* Data records:
━━━━━━━━━━

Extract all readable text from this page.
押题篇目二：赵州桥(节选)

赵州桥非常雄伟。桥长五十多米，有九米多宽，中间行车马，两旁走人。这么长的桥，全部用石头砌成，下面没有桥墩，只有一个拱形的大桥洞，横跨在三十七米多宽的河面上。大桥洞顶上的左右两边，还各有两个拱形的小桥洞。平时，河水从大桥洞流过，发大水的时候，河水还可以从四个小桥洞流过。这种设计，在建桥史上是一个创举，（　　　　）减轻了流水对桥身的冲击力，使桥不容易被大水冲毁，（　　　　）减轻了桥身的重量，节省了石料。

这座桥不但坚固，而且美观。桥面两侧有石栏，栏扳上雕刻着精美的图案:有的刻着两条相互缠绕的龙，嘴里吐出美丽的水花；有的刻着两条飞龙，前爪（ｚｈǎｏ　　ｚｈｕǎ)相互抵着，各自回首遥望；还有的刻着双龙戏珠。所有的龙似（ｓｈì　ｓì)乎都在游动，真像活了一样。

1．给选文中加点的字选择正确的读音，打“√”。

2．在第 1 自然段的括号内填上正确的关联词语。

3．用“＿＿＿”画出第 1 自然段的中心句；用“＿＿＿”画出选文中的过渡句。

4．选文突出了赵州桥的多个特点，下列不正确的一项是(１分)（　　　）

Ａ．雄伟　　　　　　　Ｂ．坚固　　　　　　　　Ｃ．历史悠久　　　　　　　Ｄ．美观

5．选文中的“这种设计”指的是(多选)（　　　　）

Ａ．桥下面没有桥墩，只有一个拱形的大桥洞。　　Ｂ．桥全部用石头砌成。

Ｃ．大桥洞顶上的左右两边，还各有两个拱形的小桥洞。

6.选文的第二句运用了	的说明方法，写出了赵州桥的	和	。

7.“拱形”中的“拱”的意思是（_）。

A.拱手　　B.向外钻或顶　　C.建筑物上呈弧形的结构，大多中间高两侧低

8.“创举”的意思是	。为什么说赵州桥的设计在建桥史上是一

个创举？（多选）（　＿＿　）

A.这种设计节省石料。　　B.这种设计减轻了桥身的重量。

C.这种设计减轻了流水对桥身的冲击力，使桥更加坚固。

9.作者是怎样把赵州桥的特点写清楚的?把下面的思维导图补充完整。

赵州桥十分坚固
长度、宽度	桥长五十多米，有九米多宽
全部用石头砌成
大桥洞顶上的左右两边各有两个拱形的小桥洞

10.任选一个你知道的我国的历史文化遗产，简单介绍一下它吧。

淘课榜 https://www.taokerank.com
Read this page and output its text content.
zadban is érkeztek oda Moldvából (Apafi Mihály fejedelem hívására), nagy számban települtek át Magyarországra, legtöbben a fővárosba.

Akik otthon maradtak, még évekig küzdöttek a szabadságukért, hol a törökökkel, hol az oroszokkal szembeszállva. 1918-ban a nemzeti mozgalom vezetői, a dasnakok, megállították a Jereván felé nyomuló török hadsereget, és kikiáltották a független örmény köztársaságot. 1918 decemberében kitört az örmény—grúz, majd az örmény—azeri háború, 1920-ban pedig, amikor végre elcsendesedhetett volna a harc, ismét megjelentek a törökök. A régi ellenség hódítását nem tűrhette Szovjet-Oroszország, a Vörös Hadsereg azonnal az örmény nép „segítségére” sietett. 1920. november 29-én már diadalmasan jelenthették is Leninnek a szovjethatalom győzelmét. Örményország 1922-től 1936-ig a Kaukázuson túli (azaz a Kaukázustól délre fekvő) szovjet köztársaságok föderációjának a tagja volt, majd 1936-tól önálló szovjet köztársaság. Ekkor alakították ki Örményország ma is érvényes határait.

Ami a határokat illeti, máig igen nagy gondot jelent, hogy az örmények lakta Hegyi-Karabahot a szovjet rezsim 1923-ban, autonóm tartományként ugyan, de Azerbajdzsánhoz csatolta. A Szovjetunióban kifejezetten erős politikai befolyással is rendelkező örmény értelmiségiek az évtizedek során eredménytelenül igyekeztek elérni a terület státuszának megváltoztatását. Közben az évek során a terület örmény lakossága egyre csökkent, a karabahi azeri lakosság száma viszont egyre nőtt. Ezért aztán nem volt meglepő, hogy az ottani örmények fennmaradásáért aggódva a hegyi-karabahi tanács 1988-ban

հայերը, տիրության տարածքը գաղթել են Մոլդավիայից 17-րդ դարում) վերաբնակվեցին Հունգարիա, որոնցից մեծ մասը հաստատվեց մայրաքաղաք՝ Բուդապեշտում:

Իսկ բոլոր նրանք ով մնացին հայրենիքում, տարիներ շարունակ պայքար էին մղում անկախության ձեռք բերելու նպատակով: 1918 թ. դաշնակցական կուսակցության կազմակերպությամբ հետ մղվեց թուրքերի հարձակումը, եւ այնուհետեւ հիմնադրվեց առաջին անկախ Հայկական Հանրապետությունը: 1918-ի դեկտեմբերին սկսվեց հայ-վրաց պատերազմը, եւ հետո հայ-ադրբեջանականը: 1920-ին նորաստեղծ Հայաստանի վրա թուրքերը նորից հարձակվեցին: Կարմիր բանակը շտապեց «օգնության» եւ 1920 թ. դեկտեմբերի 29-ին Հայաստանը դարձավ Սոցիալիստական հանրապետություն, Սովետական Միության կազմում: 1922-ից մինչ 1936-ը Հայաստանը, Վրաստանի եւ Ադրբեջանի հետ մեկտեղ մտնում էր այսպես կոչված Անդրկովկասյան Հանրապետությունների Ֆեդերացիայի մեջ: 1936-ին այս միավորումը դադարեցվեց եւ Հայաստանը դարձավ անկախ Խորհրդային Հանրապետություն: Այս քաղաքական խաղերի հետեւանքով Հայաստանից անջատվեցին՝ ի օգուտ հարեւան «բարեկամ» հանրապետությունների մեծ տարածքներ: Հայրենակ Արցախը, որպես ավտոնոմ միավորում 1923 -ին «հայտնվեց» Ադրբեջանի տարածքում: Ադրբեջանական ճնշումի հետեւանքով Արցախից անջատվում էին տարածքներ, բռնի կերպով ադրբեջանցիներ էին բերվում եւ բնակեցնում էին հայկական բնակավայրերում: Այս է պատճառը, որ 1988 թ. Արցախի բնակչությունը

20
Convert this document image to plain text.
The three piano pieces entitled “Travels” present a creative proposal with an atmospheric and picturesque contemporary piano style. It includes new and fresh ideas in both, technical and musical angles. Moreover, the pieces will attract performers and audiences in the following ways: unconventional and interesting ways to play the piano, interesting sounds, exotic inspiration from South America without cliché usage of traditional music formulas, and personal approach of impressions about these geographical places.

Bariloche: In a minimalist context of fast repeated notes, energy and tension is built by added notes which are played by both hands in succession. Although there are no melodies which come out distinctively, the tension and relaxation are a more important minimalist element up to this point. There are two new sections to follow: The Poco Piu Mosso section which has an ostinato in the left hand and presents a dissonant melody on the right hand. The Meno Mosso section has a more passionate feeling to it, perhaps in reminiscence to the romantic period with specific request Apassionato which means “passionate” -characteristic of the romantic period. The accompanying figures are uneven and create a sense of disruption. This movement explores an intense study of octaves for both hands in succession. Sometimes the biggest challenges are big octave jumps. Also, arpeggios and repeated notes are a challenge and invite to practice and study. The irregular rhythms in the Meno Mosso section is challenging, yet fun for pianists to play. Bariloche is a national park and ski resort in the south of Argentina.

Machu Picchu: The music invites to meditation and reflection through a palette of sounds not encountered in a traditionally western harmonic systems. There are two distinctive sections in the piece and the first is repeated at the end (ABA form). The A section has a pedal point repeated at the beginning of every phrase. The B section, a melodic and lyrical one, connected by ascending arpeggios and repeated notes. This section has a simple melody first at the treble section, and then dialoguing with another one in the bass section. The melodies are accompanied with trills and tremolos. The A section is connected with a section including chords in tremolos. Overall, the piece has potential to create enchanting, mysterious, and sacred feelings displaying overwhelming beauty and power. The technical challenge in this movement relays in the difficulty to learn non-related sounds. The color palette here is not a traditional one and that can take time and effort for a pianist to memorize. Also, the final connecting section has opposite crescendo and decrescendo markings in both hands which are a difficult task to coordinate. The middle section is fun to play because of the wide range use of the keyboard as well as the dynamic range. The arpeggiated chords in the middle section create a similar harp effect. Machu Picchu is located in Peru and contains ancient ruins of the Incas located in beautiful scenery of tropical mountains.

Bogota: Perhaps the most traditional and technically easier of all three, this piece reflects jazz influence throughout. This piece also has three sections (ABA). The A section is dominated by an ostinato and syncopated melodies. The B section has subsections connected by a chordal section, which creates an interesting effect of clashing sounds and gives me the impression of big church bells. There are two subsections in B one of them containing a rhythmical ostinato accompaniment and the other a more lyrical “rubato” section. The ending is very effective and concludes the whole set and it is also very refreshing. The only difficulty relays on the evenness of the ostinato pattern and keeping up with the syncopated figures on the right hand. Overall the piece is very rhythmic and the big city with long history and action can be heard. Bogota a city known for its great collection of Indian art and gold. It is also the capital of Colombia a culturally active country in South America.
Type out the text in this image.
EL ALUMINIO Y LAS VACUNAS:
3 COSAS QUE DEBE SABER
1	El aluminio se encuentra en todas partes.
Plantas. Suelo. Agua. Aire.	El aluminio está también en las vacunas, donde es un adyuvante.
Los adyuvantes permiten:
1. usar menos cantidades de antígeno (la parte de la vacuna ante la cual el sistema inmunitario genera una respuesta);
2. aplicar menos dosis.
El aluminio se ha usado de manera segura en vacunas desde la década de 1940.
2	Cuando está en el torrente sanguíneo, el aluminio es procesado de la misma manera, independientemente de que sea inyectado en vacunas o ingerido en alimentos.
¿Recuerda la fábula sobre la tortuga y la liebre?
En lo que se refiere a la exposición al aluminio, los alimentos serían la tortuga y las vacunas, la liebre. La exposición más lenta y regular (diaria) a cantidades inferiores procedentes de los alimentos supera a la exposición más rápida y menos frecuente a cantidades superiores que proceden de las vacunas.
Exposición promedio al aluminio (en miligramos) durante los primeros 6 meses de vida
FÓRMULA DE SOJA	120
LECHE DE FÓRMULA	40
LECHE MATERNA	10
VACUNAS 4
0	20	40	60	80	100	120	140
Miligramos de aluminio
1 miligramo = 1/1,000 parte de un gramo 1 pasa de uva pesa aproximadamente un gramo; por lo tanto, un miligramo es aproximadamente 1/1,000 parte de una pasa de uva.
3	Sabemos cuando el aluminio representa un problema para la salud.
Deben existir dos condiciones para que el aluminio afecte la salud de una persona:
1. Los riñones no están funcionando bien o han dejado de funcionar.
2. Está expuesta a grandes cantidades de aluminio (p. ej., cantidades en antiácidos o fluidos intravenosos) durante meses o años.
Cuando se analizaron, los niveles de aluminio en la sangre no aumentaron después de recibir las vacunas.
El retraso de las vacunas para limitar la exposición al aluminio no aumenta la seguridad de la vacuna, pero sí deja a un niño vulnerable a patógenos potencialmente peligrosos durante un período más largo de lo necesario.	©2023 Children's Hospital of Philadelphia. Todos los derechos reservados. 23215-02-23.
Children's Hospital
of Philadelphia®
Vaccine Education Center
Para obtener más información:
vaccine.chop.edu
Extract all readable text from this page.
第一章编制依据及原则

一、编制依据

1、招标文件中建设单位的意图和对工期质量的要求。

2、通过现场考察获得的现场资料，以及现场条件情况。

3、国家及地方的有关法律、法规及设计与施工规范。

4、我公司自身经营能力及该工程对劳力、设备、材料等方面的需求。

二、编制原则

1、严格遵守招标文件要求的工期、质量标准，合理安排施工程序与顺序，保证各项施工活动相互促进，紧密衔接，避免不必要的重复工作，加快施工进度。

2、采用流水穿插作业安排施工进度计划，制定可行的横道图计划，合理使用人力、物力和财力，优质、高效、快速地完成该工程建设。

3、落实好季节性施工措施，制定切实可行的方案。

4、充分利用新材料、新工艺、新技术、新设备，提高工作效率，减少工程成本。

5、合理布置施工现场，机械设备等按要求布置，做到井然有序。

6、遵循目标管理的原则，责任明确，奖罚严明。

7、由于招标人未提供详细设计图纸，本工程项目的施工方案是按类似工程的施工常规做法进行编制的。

━━━━━━━━━━

* Task to complete:
Reproduce every line of the listing above in which the string "örmény" appears.

* Output below:
Akik otthon maradtak, még évekig küzdöttek a szabadságukért, hol a törökökkel, hol az oroszokkal szembeszállva. 1918-ban a nemzeti mozgalom vezetői, a dasnakok, megállították a Jereván felé nyomuló török hadsereget, és kikiáltották a független örmény köztársaságot. 1918 decemberében kitört az örmény—grúz, majd az örmény—azeri háború, 1920-ban pedig, amikor végre elcsendesedhetett volna a harc, ismét megjelentek a törökök. A régi ellenség hódítását nem tűrhette Szovjet-Oroszország, a Vörös Hadsereg azonnal az örmény nép „segítségére” sietett. 1920. november 29-én már diadalmasan jelenthették is Leninnek a szovjethatalom győzelmét. Örményország 1922-től 1936-ig a Kaukázuson túli (azaz a Kaukázustól délre fekvő) szovjet köztársaságok föderációjának a tagja volt, majd 1936-tól önálló szovjet köztársaság. Ekkor alakították ki Örményország ma is érvényes határait.
Ami a határokat illeti, máig igen nagy gondot jelent, hogy az örmények lakta Hegyi-Karabahot a szovjet rezsim 1923-ban, autonóm tartományként ugyan, de Azerbajdzsánhoz csatolta. A Szovjetunióban kifejezetten erős politikai befolyással is rendelkező örmény értelmiségiek az évtizedek során eredménytelenül igyekeztek elérni a terület státuszának megváltoztatását. Közben az évek során a terület örmény lakossága egyre csökkent, a karabahi azeri lakosság száma viszont egyre nőtt. Ezért aztán nem volt meglepő, hogy az ottani örmények fennmaradásáért aggódva a hegyi-karabahi tanács 1988-ban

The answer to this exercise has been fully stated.